◆ Fragmento de lectura
<<<<
A partir del 1° de julio, Corresur asume la operación y el mantenimiento de uno de los corredores más importantes del país integrado por las autopistas Riccheri, J. Newbery y Ezeiza-Cañuelas, además de las rutas nacionales 3, 205 y 226 que, en conjunto, suman 1.325 kilómetros de extensión.
Desde el primer día se ponen en marcha nueve frentes de trabajo en simultáneo que combinan recuperación vial sobre la traza y modernización tecnológica en estaciones de peaje. El objetivo es acelerar la puesta en valor del corredor, mejorar las condiciones de circulación y elevar los estándares de seguridad vial y servicio para los usuarios
De este modo, se desplegarán frentes de trabajo en distintos sectores del corredor para ejecutar tareas de bacheo superficial y profundo, sellado de grietas y fisuras, calce de banquinas, ejecución de señalización horizontal y reposición de vertical, semaforización, limpieza de alcantarillas y reposición de barandas de defensas metálicas.
>>>>
◆ Lo que hará
1: Reproduzca sin alteraciones el pasaje del texto sobre el corredor de Corresur que va desde "Desde el primer" hasta "de defensas metálicas.", ambos inclusive.
2: Prosiga la redacción del texto sobre el corredor de Corresur a partir de su última oración.
Las filas no guardan relación alguna con el texto sobre el corredor de Corresur.

◆ Datos
<<<<
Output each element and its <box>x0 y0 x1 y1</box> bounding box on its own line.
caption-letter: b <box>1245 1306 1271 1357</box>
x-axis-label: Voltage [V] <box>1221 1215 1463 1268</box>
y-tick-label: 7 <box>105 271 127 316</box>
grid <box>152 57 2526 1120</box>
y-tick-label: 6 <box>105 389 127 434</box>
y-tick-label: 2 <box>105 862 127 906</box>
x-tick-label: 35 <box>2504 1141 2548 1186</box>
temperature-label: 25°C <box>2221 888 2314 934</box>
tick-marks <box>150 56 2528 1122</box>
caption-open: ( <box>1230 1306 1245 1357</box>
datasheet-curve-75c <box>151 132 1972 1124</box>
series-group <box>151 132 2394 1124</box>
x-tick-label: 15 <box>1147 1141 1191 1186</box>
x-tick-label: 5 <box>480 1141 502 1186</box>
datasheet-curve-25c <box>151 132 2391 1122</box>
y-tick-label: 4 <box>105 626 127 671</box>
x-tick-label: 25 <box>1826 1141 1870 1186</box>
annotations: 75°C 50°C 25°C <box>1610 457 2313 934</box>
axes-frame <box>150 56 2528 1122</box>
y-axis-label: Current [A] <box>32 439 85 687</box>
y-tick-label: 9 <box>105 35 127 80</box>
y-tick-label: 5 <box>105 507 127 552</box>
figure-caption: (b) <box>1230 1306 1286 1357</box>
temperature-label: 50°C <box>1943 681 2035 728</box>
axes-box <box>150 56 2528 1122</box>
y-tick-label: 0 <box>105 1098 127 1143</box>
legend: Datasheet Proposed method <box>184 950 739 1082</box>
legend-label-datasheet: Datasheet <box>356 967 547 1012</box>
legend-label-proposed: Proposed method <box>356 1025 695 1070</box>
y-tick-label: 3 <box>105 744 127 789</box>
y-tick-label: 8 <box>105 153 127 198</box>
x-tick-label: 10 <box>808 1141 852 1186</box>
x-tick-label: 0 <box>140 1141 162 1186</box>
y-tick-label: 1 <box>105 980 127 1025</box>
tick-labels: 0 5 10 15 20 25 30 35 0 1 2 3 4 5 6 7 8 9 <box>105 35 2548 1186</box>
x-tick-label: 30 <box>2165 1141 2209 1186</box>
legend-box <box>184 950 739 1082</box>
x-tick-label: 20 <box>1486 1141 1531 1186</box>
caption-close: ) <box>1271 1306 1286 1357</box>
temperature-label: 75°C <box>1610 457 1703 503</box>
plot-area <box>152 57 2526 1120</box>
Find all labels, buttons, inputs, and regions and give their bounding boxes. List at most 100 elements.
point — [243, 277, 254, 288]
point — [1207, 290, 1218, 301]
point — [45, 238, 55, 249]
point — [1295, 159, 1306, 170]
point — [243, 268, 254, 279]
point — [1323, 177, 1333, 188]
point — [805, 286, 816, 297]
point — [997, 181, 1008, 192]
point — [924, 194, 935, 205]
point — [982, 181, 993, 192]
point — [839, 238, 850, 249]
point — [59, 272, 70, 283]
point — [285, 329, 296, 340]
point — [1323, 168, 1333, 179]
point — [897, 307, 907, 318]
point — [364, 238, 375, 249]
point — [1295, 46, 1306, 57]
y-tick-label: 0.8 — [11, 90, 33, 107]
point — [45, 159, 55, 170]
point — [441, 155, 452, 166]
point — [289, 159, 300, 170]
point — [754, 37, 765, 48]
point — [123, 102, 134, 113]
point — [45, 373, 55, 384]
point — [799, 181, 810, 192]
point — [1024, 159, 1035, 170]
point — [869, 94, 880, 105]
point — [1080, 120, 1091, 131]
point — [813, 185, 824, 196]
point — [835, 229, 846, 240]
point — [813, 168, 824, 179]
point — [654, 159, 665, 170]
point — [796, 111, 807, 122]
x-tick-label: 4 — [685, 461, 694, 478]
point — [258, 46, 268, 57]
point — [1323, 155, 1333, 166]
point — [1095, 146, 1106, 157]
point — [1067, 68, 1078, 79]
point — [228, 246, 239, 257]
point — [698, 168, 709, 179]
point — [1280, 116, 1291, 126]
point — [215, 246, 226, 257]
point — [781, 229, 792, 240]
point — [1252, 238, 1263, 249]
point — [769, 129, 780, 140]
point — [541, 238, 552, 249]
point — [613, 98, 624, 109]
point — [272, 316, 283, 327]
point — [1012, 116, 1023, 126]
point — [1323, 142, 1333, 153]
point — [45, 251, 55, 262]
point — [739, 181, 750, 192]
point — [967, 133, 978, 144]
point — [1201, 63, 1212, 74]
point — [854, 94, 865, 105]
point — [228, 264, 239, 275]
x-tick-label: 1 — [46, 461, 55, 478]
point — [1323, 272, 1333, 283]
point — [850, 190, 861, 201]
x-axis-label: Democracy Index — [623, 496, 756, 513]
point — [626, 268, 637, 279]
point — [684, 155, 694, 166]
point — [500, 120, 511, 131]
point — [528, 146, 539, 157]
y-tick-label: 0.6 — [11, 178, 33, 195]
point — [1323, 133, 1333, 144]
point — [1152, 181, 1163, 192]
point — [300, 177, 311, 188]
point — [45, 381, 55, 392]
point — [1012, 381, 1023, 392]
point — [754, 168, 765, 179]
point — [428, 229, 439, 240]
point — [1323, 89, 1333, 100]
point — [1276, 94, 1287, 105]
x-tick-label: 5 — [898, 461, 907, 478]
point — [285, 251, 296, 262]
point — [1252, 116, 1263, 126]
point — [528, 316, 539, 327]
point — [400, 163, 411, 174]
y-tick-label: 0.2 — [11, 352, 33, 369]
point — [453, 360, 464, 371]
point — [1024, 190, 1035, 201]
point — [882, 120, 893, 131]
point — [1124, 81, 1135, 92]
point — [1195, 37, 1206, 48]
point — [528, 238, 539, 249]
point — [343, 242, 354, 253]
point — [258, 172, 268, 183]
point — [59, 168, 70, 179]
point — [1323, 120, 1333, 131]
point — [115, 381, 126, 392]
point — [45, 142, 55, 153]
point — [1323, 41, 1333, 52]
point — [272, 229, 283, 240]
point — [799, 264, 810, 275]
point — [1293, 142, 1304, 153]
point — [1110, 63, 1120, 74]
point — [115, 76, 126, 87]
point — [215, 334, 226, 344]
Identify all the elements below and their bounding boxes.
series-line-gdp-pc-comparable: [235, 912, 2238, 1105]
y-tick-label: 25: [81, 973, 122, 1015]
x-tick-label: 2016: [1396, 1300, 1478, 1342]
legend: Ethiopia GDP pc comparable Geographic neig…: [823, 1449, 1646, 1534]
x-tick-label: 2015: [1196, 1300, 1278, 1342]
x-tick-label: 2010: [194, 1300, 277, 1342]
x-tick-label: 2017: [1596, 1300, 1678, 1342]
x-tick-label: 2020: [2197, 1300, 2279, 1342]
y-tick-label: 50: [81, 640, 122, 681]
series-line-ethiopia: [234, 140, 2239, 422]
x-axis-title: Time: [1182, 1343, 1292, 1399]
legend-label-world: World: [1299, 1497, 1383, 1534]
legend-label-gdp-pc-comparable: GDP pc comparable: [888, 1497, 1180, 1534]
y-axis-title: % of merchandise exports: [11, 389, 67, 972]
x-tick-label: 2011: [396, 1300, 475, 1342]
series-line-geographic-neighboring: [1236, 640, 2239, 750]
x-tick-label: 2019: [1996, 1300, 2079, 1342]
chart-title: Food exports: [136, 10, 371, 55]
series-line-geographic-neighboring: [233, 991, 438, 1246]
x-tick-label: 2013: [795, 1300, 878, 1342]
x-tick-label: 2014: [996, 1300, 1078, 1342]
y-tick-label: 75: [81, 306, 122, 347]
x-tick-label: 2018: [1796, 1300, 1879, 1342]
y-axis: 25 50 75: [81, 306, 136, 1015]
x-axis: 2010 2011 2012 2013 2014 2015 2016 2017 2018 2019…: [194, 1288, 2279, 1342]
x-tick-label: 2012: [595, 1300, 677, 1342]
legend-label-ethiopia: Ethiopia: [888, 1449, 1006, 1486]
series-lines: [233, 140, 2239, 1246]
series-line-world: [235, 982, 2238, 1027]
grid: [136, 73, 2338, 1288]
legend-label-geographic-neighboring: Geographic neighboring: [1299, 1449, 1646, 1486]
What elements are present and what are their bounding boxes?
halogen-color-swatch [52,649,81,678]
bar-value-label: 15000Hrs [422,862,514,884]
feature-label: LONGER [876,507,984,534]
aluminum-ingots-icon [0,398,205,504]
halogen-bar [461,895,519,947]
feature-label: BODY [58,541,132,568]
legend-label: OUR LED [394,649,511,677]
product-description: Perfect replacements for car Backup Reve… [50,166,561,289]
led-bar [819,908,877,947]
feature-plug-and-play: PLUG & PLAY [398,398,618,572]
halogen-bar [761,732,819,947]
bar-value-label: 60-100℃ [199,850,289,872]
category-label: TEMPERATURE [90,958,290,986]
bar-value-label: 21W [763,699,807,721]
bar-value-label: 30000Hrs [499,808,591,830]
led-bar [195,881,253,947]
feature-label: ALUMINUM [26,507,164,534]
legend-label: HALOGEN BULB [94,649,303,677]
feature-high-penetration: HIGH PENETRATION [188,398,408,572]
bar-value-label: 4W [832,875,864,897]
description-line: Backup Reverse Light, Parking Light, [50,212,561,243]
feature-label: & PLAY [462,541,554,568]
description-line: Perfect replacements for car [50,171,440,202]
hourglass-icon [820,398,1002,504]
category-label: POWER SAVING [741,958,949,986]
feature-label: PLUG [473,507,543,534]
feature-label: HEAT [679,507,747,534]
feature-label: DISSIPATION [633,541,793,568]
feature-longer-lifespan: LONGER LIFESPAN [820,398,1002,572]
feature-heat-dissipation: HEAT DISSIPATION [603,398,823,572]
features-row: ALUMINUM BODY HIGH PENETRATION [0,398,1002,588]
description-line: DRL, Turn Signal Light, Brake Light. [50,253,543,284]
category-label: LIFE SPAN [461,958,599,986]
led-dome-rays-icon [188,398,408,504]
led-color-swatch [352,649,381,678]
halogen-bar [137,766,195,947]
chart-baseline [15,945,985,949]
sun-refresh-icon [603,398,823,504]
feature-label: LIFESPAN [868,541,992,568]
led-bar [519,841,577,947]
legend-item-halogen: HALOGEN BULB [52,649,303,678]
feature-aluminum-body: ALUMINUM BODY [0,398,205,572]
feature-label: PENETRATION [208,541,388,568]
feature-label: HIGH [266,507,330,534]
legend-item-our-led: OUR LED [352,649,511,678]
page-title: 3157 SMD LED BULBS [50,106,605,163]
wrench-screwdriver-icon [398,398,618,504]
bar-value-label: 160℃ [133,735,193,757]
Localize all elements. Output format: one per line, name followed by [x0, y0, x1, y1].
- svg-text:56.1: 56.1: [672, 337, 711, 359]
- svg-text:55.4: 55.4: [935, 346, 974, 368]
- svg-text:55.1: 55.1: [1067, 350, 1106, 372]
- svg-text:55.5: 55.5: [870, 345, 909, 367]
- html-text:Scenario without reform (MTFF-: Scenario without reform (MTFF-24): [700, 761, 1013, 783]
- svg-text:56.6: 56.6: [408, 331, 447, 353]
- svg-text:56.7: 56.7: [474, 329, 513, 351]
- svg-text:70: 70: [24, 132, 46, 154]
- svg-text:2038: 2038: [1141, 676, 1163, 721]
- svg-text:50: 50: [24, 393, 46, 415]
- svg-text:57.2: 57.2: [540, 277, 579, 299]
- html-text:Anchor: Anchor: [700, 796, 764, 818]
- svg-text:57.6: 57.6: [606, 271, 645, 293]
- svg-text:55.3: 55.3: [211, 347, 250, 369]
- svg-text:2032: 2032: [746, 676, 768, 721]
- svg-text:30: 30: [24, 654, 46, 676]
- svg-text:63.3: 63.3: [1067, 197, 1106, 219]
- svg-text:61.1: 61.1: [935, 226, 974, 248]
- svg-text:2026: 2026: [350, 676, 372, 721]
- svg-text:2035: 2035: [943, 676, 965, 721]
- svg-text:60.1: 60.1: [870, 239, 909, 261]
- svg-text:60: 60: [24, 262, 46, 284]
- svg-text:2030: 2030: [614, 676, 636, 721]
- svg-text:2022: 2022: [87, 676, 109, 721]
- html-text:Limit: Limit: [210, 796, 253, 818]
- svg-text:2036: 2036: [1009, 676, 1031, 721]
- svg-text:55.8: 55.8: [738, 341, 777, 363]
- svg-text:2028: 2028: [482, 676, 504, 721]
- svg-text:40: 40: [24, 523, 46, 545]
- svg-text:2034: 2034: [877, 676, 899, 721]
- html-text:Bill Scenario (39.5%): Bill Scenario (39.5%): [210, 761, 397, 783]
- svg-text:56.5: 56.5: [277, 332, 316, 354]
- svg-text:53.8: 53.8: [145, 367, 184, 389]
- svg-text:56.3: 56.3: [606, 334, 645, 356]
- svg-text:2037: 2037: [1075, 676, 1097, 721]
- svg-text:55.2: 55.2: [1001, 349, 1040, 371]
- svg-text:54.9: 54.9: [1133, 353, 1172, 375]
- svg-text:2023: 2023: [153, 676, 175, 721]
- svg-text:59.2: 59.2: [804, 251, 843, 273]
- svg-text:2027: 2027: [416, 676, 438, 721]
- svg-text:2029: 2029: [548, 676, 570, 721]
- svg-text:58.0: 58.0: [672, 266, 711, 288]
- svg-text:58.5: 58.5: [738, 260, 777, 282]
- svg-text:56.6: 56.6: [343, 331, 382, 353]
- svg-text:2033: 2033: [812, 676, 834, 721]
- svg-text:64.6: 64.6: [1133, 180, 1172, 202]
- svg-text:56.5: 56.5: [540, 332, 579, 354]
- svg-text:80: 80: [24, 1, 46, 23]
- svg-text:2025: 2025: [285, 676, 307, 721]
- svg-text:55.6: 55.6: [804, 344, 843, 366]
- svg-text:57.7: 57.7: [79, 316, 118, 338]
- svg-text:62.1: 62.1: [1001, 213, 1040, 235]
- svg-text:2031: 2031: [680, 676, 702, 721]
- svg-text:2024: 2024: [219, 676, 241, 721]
>>>>
◆ Respuestas de las tareas
1:
Desde el primer día se ponen en marcha nueve frentes de trabajo en simultáneo que combinan recuperación vial sobre la traza y modernización tecnológica en estaciones de peaje. El objetivo es acelerar la puesta en valor del corredor, mejorar las condiciones de circulación y elevar los estándares de seguridad vial y servicio para los usuarios
De este modo, se desplegarán frentes de trabajo en distintos sectores del corredor para ejecutar tareas de bacheo superficial y profundo, sellado de grietas y fisuras, calce de banquinas, ejecución de señalización horizontal y reposición de vertical, semaforización, limpieza de alcantarillas y reposición de barandas de defensas metálicas.

2:
En paralelo con las obras viales, Corresur inicia la transformación tecnológica progresiva de sus estaciones de peaje Agüero, Tristán Suárez, Uribelarrea, Cañuelas e Hinojo.
Desde el inicio de la concesión, todas las estaciones de peaje operarán sin pago en efectivo. El cobro se realizará a través de medios electrónicos y automáticos, con el objetivo de reducir los tiempos de espera, agilizar la circulación y modernizar la experiencia de los usuarios. Como parte de este proceso, las estaciones incorporarán dispositivos que permitirán abonar el peaje con tarjetas de crédito y débito con tecnología contactless o mediante códigos QR a través de las billeteras virtuales habilitadas.
TelePASE es el medio de pago recomendado para transitar por las estaciones de manera más ágil y eficiente. Quienes no cuenten con este sistema deberán realizar el pago del peaje a través de esta web.